This study investigated the effect of A-type cranberry proanthocyanidins (AC-PACs) on osteoclast formation and bone resorption activity. The differentiation of human pre-osteoclastic cells was assessed by tartrate-resistant acid phosphatase (TRAP) staining, while the secretion of interleukin-8 (IL-8) and matrix metalloproteinases (MMPs) was measured by ELISA. Bone resorption activity was investigated by using a human bone plate coupled with an immunoassay that detected the release of collagen helical peptides. AC-PACs up to 100 microg/mL were atoxic for osteoclastic cells. TRAP staining evidenced a dose-dependent inhibition of osteoclastogenesis. More specifically, AC-PACs at 50 microg/mL caused a 95% inhibition of RANKL-dependent osteoclast differentiation. This concentration of AC-PACs also significantly increased the secretion of IL-8 (6-fold) and inhibited the secretion of both MMP-2 and MMP-9. Lastly, AC-PACs (10, 25, 50 and 100 microg/ml) affected bone degradation mediated by mature osteoclasts by significantly decreasing the release of collagen helical peptides. This study suggests that AC-PACs can interfere with osteoclastic cell maturation and physiology as well as prevent bone resorption. These compounds may be considered as therapeutic agents for the prevention and treatment of periodontitis.

Plant material screening was performed to study anti-Helicobacter pylori activity in vitro using an agar diffusion method on Columbia blood agar. 33 substances, juices and plant extracts and 35 of their combinations were tested. Quince (Cydonia oblonga) juice demonstrated the strongest anti-H. pylori activity followed by cranberry juice. Concentrated apple juice, plum, red currant, black chokeberry, raspberry and bilberry juice also showed significant activity. Green tea and apple pomace extract as well as sweet flag rhizome, ginger and wild bergamot extract, cherry syrup, red beet juice and whey did not exhibit anti-Helicobacter activity. Quince juice in combination with bilberry, black chokeberry, red currant juice, green tea, sweet flag rhizome or apple pomace extract as well as cranberry juice in combination with sweet flag rhizome extract demonstrated a synergistic effect on inhibition of H. pylori. The obtained results offer new perspectives for development of functional anti-Helicobacter food product(s) for dietary management of H. pylori infection. The essential components of these products could be the most active juices and extracts like quince and cranberry juice supplemented with a corresponding synergist. Further studies are required to investigate the mechanism of antibacterial action of plant products and their efficacy in vivo.

-- DATA FOR ANALYSIS --
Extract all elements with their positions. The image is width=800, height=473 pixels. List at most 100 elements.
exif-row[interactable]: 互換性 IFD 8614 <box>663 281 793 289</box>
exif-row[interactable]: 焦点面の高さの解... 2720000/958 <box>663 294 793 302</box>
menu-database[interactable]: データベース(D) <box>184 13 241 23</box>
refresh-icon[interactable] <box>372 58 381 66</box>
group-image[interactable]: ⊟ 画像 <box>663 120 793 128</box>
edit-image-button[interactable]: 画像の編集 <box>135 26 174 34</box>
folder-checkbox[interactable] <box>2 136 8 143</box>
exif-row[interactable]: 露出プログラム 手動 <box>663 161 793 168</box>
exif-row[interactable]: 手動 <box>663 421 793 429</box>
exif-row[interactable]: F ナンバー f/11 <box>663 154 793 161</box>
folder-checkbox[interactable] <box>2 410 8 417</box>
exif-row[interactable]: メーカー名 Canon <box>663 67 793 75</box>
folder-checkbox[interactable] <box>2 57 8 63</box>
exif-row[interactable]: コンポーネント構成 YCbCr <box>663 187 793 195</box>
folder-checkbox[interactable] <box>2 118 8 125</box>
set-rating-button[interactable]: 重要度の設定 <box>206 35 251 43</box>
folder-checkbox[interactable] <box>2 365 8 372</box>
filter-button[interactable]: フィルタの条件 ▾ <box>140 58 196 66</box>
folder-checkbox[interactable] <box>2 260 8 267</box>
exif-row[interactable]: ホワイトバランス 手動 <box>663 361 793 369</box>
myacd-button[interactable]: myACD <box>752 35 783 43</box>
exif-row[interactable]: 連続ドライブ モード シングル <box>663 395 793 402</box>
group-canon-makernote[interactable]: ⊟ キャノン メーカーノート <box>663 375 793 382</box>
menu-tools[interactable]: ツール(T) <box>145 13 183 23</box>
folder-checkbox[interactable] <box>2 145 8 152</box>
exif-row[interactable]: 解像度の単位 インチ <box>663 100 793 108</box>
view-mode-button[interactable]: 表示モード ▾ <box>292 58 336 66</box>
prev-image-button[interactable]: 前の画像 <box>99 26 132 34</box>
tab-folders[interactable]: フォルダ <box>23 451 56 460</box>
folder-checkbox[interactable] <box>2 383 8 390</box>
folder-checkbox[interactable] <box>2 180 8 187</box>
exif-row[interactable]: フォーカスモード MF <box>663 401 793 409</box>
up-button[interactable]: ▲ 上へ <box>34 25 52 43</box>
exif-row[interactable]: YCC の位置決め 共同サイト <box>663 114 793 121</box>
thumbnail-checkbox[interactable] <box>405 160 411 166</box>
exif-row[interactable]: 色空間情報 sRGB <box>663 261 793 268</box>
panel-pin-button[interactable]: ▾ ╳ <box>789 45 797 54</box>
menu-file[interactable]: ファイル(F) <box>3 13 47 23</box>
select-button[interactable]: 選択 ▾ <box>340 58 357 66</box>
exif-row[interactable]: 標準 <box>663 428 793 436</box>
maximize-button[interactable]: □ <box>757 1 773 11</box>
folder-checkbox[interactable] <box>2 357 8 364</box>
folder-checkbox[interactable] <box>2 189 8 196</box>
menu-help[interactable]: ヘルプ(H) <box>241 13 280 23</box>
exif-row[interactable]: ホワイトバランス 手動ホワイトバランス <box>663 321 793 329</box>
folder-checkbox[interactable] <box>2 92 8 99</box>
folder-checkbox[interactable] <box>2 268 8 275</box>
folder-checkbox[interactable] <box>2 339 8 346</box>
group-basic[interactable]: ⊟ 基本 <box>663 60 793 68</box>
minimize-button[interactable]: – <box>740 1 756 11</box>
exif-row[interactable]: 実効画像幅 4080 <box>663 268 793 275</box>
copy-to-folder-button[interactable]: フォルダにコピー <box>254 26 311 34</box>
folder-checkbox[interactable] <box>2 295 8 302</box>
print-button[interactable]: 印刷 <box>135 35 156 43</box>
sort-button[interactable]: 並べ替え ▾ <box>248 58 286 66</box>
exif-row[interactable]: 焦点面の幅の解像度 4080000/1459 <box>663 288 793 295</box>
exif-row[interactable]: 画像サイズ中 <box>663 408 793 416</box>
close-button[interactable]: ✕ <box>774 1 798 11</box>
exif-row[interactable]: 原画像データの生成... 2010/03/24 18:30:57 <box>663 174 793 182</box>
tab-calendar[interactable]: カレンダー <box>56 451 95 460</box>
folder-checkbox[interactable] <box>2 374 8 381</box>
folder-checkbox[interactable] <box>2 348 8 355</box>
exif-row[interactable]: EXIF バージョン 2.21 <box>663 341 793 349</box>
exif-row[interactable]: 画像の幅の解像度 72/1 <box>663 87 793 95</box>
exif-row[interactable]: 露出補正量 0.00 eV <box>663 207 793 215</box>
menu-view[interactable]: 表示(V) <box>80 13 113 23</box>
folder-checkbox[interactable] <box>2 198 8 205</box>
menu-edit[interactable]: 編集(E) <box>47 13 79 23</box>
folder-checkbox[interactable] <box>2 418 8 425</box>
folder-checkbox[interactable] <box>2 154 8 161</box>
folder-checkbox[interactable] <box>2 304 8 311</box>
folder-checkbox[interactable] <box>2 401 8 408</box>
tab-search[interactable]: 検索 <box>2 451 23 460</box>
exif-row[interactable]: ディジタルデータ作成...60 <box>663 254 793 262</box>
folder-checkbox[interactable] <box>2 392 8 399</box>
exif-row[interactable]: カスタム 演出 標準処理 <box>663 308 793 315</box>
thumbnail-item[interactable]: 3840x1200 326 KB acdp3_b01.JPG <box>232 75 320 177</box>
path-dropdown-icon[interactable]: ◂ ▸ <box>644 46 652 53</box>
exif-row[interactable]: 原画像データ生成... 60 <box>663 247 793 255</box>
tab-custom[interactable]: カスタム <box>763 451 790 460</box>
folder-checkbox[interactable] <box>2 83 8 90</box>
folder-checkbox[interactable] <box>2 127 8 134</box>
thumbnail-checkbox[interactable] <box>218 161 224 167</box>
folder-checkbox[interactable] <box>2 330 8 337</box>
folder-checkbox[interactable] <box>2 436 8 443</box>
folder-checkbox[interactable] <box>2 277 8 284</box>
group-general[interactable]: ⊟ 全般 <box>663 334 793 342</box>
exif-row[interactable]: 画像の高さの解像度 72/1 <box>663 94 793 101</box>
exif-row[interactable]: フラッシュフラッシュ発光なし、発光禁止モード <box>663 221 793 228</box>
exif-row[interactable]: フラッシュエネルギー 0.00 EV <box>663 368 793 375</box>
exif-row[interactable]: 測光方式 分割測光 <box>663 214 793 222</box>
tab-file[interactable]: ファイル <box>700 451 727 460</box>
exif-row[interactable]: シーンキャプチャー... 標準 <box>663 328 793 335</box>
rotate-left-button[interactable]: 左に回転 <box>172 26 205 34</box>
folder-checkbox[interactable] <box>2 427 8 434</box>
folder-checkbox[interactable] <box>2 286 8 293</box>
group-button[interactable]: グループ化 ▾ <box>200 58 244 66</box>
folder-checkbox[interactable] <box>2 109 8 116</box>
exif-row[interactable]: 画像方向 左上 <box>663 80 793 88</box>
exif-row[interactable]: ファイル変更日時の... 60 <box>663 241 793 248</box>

-- WORK TASK 1 --
Answer each question from the source passage, one line per answer, marked (a), (b) and (c) to match.
(a) At what concentration did AC-PACs cause a 95% inhibition of RANKL-dependent osteoclast differentiation?
(b) On what medium was the agar diffusion method for anti-H. pylori screening carried out?
(c) Which juice showed the strongest anti-H. pylori activity?
-- WORK TASK 2 --
Using the source passage, explain in one to three sentences why quince and cranberry juice are proposed as essential components of functional anti-Helicobacter food products.
-- WORK TASK 3 --
Rewrite as a list the paragraph of the source passage that begins "Plant material screening was performed", keeping its main facts.

-- TASK OUTPUT 1 --
(a) 50 microg/mL
(b) Columbia blood agar
(c) Quince (Cydonia oblonga) juice

-- TASK OUTPUT 2 --
They were the most active juices in the screening. Quince juice showed the strongest anti-H. pylori activity, and cranberry juice came next. Combining them with a corresponding synergist is suggested because certain combinations with each juice had a synergistic effect on inhibiting H. pylori.

-- TASK OUTPUT 3 --
- Method: in vitro agar diffusion on Columbia blood agar, screening for anti-Helicobacter pylori activity.
- Tested: 33 substances, juices and plant extracts, plus 35 of their combinations.
- Strongest activity: quince (Cydonia oblonga) juice, then cranberry juice.
- Also significant: concentrated apple juice and plum, red currant, black chokeberry, raspberry and bilberry juice.
- No activity: green tea extract, apple pomace extract, sweet flag rhizome extract, ginger extract, wild bergamot extract, cherry syrup, red beet juice and whey.
- Synergistic combinations: quince juice with bilberry, black chokeberry or red currant juice, or with green tea, sweet flag rhizome or apple pomace extract; cranberry juice with sweet flag rhizome extract.
- Outlook: the results offer new perspectives for functional anti-Helicobacter food products for dietary management of H. pylori infection. Such products could be based on the most active juices and extracts, such as quince and cranberry juice, supplemented with a corresponding synergist.
- Further work needed: the mechanism of antibacterial action and efficacy in vivo.